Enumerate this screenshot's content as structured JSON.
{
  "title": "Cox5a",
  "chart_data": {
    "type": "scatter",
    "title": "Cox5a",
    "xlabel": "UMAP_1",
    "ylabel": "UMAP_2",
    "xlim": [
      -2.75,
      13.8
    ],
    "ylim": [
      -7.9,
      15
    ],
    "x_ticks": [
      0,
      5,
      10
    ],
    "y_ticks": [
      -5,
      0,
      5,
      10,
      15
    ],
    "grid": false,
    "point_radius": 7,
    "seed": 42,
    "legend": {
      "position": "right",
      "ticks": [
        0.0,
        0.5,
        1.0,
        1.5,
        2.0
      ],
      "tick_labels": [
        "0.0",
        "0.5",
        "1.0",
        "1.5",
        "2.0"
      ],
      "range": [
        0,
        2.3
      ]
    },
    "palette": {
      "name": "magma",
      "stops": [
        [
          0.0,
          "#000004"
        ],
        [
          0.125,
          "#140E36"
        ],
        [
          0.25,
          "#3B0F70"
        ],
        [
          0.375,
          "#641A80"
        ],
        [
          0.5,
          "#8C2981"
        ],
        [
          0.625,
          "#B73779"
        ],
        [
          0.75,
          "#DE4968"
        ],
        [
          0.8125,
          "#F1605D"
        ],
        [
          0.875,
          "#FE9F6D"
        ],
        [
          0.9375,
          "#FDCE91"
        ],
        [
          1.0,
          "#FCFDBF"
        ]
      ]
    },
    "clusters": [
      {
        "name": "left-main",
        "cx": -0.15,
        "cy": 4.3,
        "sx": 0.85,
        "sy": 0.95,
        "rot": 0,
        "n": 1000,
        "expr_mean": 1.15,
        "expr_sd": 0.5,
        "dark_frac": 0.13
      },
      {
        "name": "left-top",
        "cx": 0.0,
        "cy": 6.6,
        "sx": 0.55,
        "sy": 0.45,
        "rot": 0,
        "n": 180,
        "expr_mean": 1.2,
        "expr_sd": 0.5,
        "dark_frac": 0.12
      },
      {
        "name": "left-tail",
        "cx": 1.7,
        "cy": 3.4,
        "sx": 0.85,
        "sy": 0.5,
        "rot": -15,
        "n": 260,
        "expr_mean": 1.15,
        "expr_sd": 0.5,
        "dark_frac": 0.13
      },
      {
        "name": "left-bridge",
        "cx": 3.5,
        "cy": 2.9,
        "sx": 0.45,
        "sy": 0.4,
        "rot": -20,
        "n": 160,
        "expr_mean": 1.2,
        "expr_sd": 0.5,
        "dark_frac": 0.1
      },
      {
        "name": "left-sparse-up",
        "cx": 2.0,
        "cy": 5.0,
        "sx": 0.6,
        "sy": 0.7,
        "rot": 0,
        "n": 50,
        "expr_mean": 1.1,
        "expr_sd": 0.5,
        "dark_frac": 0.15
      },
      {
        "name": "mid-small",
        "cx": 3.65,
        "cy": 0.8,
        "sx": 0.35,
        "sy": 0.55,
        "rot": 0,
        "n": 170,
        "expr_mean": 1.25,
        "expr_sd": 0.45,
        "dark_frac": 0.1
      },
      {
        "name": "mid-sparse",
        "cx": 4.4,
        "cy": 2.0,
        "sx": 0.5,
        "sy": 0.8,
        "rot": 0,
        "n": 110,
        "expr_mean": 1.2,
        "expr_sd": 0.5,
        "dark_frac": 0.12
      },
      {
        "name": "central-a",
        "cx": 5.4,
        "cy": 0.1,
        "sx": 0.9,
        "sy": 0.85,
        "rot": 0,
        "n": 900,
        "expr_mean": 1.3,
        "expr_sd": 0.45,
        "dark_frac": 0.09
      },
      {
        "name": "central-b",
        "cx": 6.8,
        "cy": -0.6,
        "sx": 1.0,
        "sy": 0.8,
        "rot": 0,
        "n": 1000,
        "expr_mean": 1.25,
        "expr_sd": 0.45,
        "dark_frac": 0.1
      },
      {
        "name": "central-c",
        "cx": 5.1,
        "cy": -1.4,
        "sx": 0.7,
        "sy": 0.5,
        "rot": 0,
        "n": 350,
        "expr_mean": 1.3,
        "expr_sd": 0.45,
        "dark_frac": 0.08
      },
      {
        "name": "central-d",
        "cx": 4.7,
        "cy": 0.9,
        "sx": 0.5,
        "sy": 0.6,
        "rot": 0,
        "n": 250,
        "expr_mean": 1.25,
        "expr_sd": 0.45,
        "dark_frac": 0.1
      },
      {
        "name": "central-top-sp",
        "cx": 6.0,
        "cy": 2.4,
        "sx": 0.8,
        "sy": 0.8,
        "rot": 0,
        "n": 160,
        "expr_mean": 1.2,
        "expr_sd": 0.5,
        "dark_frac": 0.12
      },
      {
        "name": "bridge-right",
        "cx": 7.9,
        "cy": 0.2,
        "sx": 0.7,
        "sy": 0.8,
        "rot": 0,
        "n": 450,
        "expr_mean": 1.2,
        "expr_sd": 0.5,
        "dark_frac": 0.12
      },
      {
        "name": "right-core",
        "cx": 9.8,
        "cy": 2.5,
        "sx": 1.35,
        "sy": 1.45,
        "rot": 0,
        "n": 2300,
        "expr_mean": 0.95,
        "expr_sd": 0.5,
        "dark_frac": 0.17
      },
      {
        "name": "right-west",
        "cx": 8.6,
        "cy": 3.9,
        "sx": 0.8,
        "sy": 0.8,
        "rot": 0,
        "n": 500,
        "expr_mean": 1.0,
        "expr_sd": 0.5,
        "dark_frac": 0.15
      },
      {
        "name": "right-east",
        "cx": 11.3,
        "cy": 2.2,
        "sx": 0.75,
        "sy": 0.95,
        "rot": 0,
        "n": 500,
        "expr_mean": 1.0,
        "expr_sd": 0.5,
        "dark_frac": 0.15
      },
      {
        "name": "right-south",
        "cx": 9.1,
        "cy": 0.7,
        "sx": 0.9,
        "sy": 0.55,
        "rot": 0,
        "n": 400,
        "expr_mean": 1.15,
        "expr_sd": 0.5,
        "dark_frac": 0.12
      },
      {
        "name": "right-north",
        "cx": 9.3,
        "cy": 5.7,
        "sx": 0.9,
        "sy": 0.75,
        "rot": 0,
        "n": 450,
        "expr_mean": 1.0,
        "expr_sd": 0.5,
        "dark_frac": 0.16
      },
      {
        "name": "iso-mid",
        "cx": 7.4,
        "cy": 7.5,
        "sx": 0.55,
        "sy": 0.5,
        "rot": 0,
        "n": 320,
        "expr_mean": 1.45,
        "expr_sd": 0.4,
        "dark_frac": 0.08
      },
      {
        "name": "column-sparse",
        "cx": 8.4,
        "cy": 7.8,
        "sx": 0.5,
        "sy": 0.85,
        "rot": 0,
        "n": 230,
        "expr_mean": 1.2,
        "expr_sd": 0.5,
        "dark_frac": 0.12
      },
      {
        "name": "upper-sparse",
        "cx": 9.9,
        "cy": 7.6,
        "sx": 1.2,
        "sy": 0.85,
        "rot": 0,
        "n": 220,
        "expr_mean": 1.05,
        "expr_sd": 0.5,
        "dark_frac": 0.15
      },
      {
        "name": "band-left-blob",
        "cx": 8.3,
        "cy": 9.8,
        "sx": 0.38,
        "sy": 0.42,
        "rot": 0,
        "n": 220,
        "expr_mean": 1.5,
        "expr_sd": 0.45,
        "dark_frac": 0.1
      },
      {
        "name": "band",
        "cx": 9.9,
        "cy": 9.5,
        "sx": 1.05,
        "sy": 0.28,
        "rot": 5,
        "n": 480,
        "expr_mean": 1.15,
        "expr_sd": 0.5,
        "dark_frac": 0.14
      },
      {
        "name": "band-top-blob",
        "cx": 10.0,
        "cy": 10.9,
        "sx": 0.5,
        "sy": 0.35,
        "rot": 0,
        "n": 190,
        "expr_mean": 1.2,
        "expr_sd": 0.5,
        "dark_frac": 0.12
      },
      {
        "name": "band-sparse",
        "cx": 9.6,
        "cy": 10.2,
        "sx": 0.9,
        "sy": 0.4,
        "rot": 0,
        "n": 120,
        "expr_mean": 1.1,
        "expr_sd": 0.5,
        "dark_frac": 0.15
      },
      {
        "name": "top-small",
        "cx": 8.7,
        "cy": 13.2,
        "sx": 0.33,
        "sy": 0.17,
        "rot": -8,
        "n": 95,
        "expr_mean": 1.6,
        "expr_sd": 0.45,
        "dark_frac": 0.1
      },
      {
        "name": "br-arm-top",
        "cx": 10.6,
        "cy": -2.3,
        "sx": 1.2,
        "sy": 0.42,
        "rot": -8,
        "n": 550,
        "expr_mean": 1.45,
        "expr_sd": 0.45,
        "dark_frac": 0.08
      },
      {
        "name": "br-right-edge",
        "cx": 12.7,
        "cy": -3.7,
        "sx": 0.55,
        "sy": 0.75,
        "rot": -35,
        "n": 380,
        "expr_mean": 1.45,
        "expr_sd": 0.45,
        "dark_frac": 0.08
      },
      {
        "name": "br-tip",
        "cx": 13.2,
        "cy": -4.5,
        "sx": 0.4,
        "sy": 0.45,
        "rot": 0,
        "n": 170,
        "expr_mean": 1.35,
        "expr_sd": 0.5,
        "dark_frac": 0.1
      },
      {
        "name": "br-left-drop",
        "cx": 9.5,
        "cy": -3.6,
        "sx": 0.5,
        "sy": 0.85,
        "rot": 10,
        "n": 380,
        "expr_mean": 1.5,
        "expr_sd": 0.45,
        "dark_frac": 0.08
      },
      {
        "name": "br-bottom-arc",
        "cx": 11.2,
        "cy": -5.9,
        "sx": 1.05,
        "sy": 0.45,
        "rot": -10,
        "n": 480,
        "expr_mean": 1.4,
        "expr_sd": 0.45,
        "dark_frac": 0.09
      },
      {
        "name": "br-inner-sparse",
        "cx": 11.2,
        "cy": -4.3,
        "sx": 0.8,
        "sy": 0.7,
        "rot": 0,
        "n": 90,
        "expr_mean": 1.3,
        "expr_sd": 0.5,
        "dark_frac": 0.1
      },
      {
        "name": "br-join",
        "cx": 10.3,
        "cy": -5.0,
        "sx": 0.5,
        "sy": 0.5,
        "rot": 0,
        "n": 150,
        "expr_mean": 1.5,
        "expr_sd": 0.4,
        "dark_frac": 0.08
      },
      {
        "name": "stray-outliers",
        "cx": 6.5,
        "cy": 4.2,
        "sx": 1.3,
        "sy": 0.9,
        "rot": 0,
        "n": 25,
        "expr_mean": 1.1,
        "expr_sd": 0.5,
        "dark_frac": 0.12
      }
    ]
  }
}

□ □ □ □ □ □ □

WRITTEN PROBLEM:
Report the number of lines in the entries above that include the string "left". Give nothing but the number.

TASK SOLUTION:
7